(Records about charts and figures)
+---+

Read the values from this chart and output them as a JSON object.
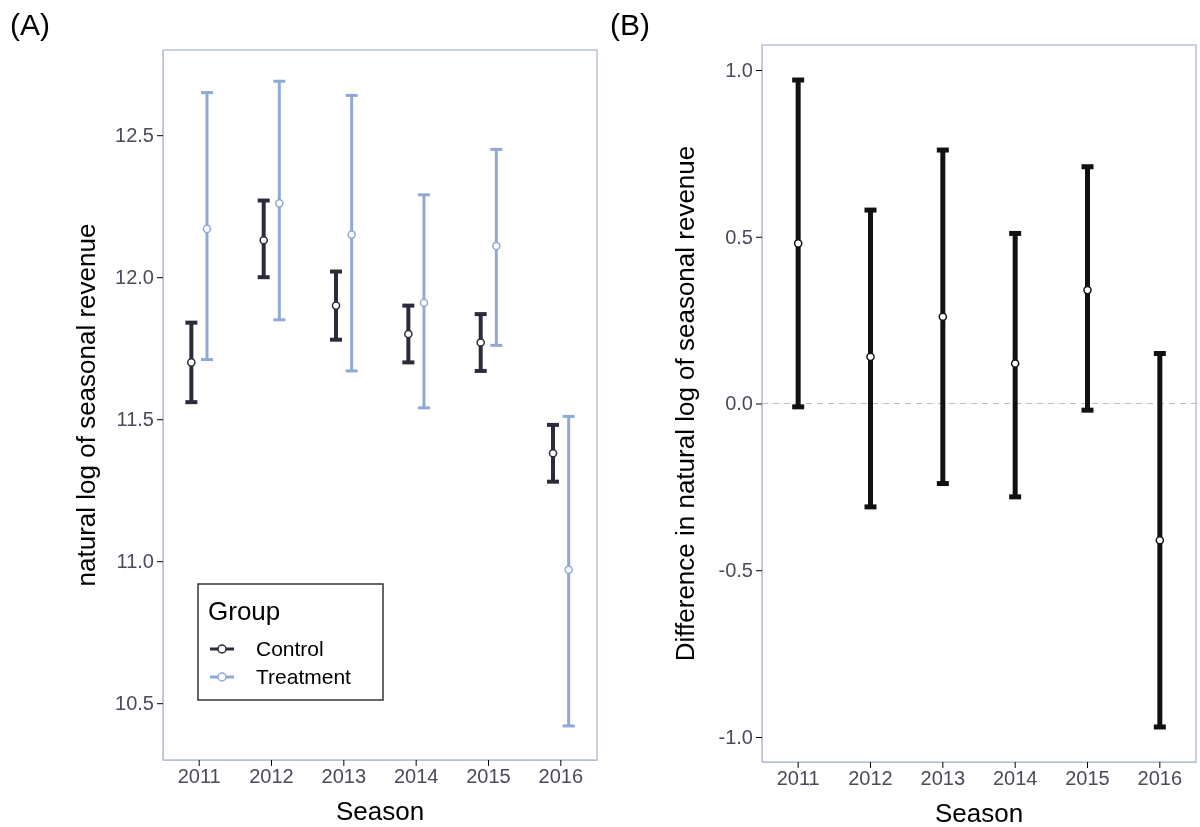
{
  "chart_data": [
    {
      "type": "scatter",
      "title": "(A)",
      "xlabel": "Season",
      "ylabel": "natural log of seasonal revenue",
      "legend_title": "Group",
      "legend": "bottom left",
      "marker": "circle",
      "categories": [
        "2011",
        "2012",
        "2013",
        "2014",
        "2015",
        "2016"
      ],
      "ylim": [
        10.3,
        12.8
      ],
      "yticks": [
        10.5,
        {
          "value": 11,
          "label": "11.0"
        },
        11.5,
        {
          "value": 12,
          "label": "12.0"
        },
        12.5
      ],
      "series": [
        {
          "name": "Control",
          "color": "#2b2b3a",
          "values": [
            11.7,
            12.13,
            11.9,
            11.8,
            11.77,
            11.38
          ],
          "errors": [
            [
              11.56,
              11.84
            ],
            [
              12.0,
              12.27
            ],
            [
              11.78,
              12.02
            ],
            [
              11.7,
              11.9
            ],
            [
              11.67,
              11.87
            ],
            [
              11.28,
              11.48
            ]
          ]
        },
        {
          "name": "Treatment",
          "color": "#8fa9d6",
          "values": [
            12.17,
            12.26,
            12.15,
            11.91,
            12.11,
            10.97
          ],
          "errors": [
            [
              11.71,
              12.65
            ],
            [
              11.85,
              12.69
            ],
            [
              11.67,
              12.64
            ],
            [
              11.54,
              12.29
            ],
            [
              11.76,
              12.45
            ],
            [
              10.42,
              11.51
            ]
          ]
        }
      ]
    },
    {
      "type": "scatter",
      "title": "(B)",
      "xlabel": "Season",
      "ylabel": "Difference in natural log of seasonal revenue",
      "marker": "circle",
      "categories": [
        "2011",
        "2012",
        "2013",
        "2014",
        "2015",
        "2016"
      ],
      "ylim": [
        -1.075,
        1.075
      ],
      "yticks": [
        {
          "value": -1,
          "label": "-1.0"
        },
        -0.5,
        {
          "value": 0,
          "label": "0.0"
        },
        0.5,
        {
          "value": 1,
          "label": "1.0"
        }
      ],
      "ref_lines": [
        {
          "axis": "y",
          "value": 0,
          "color": "#bbbbbb",
          "line_style": "dashed"
        }
      ],
      "series": [
        {
          "color": "#111111",
          "values": [
            0.48,
            0.14,
            0.26,
            0.12,
            0.34,
            -0.41
          ],
          "errors": [
            [
              -0.01,
              0.97
            ],
            [
              -0.31,
              0.58
            ],
            [
              -0.24,
              0.76
            ],
            [
              -0.28,
              0.51
            ],
            [
              -0.02,
              0.71
            ],
            [
              -0.97,
              0.15
            ]
          ]
        }
      ]
    }
  ]
}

+---+

-- Objective --
Copy every line above word for word and exclude the pictures.

-- Exercise answer --
Read the values from this chart and output them as a JSON object.
{
  "chart_data": [
    {
      "type": "scatter",
      "title": "(A)",
      "xlabel": "Season",
      "ylabel": "natural log of seasonal revenue",
      "legend_title": "Group",
      "legend": "bottom left",
      "marker": "circle",
      "categories": [
        "2011",
        "2012",
        "2013",
        "2014",
        "2015",
        "2016"
      ],
      "ylim": [
        10.3,
        12.8
      ],
      "yticks": [
        10.5,
        {
          "value": 11,
          "label": "11.0"
        },
        11.5,
        {
          "value": 12,
          "label": "12.0"
        },
        12.5
      ],
      "series": [
        {
          "name": "Control",
          "color": "#2b2b3a",
          "values": [
            11.7,
            12.13,
            11.9,
            11.8,
            11.77,
            11.38
          ],
          "errors": [
            [
              11.56,
              11.84
            ],
            [
              12.0,
              12.27
            ],
            [
              11.78,
              12.02
            ],
            [
              11.7,
              11.9
            ],
            [
              11.67,
              11.87
            ],
            [
              11.28,
              11.48
            ]
          ]
        },
        {
          "name": "Treatment",
          "color": "#8fa9d6",
          "values": [
            12.17,
            12.26,
            12.15,
            11.91,
            12.11,
            10.97
          ],
          "errors": [
            [
              11.71,
              12.65
            ],
            [
              11.85,
              12.69
            ],
            [
              11.67,
              12.64
            ],
            [
              11.54,
              12.29
            ],
            [
              11.76,
              12.45
            ],
            [
              10.42,
              11.51
            ]
          ]
        }
      ]
    },
    {
      "type": "scatter",
      "title": "(B)",
      "xlabel": "Season",
      "ylabel": "Difference in natural log of seasonal revenue",
      "marker": "circle",
      "categories": [
        "2011",
        "2012",
        "2013",
        "2014",
        "2015",
        "2016"
      ],
      "ylim": [
        -1.075,
        1.075
      ],
      "yticks": [
        {
          "value": -1,
          "label": "-1.0"
        },
        -0.5,
        {
          "value": 0,
          "label": "0.0"
        },
        0.5,
        {
          "value": 1,
          "label": "1.0"
        }
      ],
      "ref_lines": [
        {
          "axis": "y",
          "value": 0,
          "color": "#bbbbbb",
          "line_style": "dashed"
        }
      ],
      "series": [
        {
          "color": "#111111",
          "values": [
            0.48,
            0.14,
            0.26,
            0.12,
            0.34,
            -0.41
          ],
          "errors": [
            [
              -0.01,
              0.97
            ],
            [
              -0.31,
              0.58
            ],
            [
              -0.24,
              0.76
            ],
            [
              -0.28,
              0.51
            ],
            [
              -0.02,
              0.71
            ],
            [
              -0.97,
              0.15
            ]
          ]
        }
      ]
    }
  ]
}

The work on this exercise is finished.